* [INSTRUCTIONS FOR THE TASK] A line counts if it contains the string "image"; say how many such lines there are, giving only the number.

(Data entries for graphics)
* * *

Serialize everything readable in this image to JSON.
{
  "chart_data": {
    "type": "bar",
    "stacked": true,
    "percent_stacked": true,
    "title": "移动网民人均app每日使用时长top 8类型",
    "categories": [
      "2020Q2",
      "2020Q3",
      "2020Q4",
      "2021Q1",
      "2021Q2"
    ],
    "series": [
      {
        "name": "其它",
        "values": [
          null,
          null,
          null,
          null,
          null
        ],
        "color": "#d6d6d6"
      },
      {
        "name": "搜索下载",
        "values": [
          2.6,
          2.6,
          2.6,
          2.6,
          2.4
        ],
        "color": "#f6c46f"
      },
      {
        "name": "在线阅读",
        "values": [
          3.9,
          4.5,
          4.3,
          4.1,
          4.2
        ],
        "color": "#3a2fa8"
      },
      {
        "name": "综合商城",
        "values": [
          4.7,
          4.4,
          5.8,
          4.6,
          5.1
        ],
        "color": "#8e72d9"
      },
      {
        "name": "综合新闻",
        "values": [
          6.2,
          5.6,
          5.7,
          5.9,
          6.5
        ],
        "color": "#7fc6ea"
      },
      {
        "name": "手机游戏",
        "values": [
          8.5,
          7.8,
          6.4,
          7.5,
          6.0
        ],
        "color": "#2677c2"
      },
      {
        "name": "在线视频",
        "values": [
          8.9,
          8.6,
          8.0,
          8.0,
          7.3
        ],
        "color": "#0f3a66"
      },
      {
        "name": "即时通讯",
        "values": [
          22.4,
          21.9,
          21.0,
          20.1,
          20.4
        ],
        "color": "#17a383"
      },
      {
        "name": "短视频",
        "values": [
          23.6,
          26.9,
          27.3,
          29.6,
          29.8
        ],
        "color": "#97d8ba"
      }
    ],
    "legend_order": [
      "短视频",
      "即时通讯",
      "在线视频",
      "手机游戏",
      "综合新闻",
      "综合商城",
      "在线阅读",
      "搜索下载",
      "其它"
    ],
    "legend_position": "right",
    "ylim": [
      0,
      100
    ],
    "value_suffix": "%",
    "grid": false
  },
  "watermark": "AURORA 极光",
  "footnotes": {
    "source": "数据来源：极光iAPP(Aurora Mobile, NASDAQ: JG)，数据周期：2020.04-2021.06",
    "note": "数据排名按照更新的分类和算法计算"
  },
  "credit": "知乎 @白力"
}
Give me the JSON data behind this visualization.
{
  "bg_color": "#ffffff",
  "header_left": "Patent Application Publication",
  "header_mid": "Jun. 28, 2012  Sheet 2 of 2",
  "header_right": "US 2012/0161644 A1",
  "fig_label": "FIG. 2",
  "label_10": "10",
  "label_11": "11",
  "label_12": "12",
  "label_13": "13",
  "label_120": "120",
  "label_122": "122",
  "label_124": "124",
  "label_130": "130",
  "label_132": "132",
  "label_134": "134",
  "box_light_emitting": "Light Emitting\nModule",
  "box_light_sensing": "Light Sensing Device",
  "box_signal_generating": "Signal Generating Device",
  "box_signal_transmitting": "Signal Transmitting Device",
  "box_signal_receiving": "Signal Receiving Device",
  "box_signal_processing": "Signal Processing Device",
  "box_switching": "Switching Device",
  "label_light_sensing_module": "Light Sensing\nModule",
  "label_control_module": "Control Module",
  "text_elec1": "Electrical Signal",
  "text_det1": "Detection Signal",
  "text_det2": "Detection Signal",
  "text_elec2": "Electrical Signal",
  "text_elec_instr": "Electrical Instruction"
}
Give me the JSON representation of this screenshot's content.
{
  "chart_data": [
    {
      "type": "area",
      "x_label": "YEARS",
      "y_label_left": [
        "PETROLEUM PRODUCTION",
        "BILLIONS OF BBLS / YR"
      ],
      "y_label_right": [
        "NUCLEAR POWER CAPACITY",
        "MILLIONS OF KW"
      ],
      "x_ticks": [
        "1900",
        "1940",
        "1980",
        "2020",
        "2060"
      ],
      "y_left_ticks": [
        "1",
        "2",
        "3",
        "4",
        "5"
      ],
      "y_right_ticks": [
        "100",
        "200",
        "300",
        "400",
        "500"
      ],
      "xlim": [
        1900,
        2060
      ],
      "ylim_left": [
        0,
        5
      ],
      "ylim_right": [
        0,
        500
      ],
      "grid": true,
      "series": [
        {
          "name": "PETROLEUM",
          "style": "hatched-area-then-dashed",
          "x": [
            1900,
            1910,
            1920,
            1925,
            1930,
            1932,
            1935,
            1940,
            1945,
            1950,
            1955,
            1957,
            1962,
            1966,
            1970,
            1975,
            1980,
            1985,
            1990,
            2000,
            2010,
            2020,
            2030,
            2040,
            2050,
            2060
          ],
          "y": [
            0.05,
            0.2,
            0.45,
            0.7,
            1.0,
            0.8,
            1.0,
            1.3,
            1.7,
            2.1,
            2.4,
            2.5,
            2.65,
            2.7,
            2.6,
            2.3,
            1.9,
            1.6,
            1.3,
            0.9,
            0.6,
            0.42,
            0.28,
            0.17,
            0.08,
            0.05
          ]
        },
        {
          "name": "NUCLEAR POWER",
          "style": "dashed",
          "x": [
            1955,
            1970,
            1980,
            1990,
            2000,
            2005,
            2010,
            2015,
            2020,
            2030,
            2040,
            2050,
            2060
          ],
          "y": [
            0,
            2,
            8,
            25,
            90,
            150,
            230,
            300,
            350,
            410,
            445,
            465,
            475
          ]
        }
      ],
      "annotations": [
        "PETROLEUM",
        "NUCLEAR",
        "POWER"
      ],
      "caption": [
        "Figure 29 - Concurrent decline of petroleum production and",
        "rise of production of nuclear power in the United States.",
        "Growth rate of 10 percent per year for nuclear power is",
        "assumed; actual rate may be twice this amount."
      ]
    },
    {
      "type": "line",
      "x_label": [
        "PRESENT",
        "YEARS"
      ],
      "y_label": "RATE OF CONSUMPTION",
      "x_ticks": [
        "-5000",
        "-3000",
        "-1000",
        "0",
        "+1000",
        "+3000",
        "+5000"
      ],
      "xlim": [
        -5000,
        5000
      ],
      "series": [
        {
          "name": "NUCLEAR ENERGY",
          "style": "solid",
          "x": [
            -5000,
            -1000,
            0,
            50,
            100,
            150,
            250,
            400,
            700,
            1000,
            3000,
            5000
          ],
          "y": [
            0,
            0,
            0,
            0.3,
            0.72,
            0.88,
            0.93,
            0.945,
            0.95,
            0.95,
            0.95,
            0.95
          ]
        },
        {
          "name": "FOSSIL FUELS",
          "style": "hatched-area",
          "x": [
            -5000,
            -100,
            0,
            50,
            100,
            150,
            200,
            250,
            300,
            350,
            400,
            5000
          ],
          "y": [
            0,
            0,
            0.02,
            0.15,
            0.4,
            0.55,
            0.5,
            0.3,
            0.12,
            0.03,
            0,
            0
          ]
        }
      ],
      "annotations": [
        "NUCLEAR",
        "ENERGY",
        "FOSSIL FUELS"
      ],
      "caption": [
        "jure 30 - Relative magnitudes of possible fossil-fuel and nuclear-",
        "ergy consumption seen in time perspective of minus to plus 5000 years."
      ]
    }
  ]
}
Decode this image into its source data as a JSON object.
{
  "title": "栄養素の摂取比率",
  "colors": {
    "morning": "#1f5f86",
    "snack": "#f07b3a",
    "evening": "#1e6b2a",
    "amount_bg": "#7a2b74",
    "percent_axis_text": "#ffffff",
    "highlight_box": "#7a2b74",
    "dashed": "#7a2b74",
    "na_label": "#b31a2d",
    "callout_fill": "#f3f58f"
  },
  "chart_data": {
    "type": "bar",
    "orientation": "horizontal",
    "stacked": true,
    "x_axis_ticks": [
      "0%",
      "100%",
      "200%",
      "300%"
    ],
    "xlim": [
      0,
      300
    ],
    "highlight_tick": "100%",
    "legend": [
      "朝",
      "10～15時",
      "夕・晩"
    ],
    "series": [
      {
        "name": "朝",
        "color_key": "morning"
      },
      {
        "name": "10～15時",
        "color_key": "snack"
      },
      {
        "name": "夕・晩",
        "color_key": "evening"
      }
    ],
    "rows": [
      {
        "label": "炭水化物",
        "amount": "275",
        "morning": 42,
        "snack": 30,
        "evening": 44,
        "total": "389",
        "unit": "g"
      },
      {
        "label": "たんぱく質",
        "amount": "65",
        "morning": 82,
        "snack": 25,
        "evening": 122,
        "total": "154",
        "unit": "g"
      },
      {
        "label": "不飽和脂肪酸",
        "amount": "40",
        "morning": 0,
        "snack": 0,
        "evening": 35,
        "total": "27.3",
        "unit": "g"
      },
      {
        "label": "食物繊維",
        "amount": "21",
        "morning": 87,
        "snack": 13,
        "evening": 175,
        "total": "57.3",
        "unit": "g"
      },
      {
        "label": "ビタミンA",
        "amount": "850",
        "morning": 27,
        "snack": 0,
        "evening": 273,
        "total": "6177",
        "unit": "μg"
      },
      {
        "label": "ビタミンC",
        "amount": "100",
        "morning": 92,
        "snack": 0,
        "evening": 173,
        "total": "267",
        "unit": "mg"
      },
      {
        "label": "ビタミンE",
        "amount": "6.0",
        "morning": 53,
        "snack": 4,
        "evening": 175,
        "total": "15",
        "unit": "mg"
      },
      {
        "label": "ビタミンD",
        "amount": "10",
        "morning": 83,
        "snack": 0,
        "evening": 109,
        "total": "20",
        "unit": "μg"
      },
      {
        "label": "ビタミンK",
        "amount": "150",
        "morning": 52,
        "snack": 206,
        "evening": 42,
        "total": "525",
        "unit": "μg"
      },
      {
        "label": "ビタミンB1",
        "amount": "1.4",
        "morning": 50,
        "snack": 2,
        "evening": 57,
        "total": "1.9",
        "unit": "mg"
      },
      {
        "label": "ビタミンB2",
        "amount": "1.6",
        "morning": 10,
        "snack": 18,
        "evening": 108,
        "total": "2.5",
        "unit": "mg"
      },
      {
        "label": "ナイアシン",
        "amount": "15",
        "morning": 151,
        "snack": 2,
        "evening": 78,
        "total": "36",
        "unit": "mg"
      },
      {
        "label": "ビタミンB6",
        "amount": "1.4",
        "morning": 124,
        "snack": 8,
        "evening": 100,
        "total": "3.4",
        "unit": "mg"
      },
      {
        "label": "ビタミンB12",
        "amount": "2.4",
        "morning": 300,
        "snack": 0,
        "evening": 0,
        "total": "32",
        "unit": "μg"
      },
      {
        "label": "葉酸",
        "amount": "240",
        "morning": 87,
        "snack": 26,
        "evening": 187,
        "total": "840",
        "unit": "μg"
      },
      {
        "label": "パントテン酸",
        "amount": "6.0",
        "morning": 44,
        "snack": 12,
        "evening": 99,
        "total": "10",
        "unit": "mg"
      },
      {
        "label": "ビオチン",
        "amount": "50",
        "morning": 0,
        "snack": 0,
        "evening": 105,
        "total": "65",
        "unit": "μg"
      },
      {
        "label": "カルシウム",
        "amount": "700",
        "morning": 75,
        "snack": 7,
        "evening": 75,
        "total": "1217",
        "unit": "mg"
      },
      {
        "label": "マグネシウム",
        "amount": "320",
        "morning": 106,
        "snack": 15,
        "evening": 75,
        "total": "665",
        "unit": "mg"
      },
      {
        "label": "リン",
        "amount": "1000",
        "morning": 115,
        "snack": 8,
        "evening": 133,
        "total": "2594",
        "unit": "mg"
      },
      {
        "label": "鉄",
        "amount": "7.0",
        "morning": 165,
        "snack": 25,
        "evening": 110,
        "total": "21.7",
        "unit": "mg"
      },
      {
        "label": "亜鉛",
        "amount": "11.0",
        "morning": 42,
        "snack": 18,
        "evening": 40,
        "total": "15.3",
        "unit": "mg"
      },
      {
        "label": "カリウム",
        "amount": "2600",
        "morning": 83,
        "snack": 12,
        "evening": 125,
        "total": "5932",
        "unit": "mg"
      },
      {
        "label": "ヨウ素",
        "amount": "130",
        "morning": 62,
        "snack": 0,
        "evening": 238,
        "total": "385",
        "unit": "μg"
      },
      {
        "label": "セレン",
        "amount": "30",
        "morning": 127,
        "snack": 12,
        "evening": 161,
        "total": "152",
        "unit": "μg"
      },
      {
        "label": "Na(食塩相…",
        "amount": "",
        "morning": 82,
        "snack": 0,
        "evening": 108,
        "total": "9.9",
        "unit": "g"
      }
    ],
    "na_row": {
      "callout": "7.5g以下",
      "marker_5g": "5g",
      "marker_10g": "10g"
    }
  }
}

* * *

* [RESULT] 2